Nucleic acid synthesis: PLP serves as a coenzyme for a key enzyme involved in

the mobilization of single-carbon functional groups (one-carbon metabolism).

Such reactions are involved in the synthesis of nucleic acids (DNA and RNA).

The effect of B-6 deficiency on immune system function may be partly related to

the role of PLP in one-carbon metabolism (See Prevention).

 

DEFICIENCY

 

Severe deficiency of vitamin B-6 is uncommon. Alcoholics are thought to be most

at risk of vitamin B-6 deficiency, due to a low intake and impaired metabolism

of the vitamin. In the early 1950's seizures were observed in infants as a

result of severe vitamin B-6 deficiency due to an error in the manufacture of

infant formula. Abnormal electroencephalogram (EEG) patterns have been noted in

some studies of vitamin B-6 deficiency. Other neurologic symptoms noted in

severe vitamin B-6 deficiency include irritability, depression, and confusion;

additional symptoms include inflammation of the tongue, sores or ulcers of the

mouth, and ulcers of the skin at the corners of the mouth (1).

 

Because vitamin B-6 is involved in so many aspects of metabolism, several

factors are likely to affect an individual's requirement for vitamin B-6. Of

those factors, protein intake has been studied the most. Increased dietary

protein results in an increased requirement for vitamin B-6 (3), probably

because PLP is a coenzyme for many enzymes involved in amino acid metabolism.

(Amino acids are the building blocks of proteins.) Unlike previous

recommendations, the Food and Nutrition Board (FNB) of the Institute of

Medicine did not express the most recent RDA for vitamin B-6 in terms of

protein intake, although the relationship was considered in setting the RDA (4).

 

The RDA: The current RDA was revised by the FNB in 1998 (4).

 

Men and women between 19 and 50 years of age: 1.3 milligrams (mg) of vitamin

B-6/day.

Men 51 years of age and older: 1.7 mg/day

Women 51 years of age and older: 1.5 mg/day.

 

DISEASE PREVENTION

 

Homocysteine and cardiovascular diseases: Even moderately elevated levels of

homocysteine in the blood have been associated with increased risk for

cardiovascular diseases, such as heart disease and stroke (5). When we digest

protein, amino acids, including methionine, are released. Homocysteine is an

intermediate in the metabolism of methionine. Healthy individuals utilize two

different pathways to metabolize homocysteine. One pathway results in the

conversion of homocysteine back to methionine, and is dependent on folic acid

and vitamin B-12. The other pathway converts homocysteine to another amino

acid, cysteine, and requires two vitamin B-6 (PLP)-dependent enzymes. Thus,

the amount of homocysteine in the blood is regulated by at least three

vitamins: folic acid, vitamin B-12, and vitamin B-6 (See diagram ). Several

large observational studies have demonstrated an association between low

vitamin B-6 intake or status with increased blood homocysteine levels and

increased risk of cardiovascular diseases. A large prospective study found the

risk of heart disease in women who consumed, on average, 4.6 mg of vitamin B-6

daily to be only 67% of the risk in women who consumed an average of 1.1 mg

daily (6). Another large prospective study found higher plasma levels of PLP

to be associated with decreased risk of cardiovascular disease, independent of

homocysteine levels (7). In contrast to folic acid supplementation, studies of

vitamin B-6 supplementation alone have not resulted in significant decreases of

basal (fasting) levels of homocysteine. However, vitamin B-6 supplementation

has been found effective in lowering blood homocysteine levels after an oral

dose of methionine (methionine load test) was given (8), suggesting it may play

a role in the metabolism of homocysteine after meals.

───

| WORK INSTRUCTION |
Copy out everything in the vitamin B-6 text from "mouth, and ulcers" down to "amino acid metabolism.", including both.

───

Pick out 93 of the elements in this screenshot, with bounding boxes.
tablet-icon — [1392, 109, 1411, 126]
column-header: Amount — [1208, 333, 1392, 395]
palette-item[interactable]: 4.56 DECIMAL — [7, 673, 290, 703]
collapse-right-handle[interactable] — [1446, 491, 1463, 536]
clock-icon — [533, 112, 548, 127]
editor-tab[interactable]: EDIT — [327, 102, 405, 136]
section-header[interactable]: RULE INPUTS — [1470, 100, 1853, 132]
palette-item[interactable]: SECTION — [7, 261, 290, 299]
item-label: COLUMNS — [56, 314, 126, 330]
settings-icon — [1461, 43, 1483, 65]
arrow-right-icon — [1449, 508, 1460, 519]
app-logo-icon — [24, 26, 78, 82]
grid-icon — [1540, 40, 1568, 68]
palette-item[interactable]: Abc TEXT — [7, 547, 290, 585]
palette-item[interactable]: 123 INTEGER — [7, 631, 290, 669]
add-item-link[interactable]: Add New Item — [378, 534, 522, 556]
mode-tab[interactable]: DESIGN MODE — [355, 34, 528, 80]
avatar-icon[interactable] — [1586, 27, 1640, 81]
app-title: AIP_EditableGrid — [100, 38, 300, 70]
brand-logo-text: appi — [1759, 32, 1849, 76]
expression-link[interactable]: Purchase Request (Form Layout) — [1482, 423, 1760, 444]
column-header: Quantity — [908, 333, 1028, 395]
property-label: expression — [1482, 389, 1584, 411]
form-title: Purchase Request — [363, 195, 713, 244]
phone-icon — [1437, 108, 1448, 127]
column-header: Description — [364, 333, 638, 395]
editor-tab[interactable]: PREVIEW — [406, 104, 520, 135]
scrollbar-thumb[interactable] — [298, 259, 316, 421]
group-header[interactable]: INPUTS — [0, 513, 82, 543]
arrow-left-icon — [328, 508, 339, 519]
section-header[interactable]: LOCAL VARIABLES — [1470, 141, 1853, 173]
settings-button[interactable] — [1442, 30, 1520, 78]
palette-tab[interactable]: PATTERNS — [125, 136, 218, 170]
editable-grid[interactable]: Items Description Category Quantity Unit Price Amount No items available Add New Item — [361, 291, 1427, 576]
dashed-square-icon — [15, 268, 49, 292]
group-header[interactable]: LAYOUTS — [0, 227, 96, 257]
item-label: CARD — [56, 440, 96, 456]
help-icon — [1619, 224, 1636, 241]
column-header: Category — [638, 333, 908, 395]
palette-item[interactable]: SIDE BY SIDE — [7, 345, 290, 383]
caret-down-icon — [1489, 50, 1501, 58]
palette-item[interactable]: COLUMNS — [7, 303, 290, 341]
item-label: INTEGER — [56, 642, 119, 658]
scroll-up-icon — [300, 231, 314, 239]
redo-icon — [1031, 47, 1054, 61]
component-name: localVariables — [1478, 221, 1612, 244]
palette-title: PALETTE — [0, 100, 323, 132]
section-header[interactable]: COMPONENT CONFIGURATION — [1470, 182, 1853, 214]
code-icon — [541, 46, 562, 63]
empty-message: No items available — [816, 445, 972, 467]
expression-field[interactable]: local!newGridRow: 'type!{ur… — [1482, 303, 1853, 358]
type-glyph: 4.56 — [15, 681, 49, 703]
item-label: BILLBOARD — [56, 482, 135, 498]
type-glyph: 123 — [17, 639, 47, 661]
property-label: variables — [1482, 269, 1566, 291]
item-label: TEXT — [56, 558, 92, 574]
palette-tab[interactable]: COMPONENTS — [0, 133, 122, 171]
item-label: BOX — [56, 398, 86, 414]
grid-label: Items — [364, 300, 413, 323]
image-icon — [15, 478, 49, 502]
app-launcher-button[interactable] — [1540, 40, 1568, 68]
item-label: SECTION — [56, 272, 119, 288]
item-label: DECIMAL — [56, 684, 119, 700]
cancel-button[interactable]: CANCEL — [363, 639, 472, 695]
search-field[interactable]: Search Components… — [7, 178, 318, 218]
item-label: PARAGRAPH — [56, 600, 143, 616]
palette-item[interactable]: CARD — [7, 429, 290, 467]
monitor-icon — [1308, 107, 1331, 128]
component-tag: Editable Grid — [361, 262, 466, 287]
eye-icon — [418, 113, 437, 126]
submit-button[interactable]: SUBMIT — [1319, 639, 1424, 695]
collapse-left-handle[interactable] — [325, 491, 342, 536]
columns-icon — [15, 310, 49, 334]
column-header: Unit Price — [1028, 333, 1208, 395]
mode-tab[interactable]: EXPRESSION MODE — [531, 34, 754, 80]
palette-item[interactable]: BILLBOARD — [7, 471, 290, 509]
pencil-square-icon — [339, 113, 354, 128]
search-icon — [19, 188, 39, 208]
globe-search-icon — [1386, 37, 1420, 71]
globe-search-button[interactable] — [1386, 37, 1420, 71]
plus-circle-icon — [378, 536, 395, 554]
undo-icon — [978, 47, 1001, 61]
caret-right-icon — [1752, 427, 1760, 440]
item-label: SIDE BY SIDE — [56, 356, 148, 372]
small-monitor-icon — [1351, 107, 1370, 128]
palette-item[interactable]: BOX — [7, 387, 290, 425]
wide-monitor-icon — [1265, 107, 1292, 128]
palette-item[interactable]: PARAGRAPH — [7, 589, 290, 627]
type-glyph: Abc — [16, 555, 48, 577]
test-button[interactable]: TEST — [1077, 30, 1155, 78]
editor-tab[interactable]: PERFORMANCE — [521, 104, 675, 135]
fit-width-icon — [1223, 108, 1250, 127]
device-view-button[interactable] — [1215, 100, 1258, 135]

───

| TASK ANSWER |
mouth, and ulcers of the skin at the corners of the mouth (1).

 

Because vitamin B-6 is involved in so many aspects of metabolism, several

factors are likely to affect an individual's requirement for vitamin B-6. Of

those factors, protein intake has been studied the most. Increased dietary

protein results in an increased requirement for vitamin B-6 (3), probably

because PLP is a coenzyme for many enzymes involved in amino acid metabolism.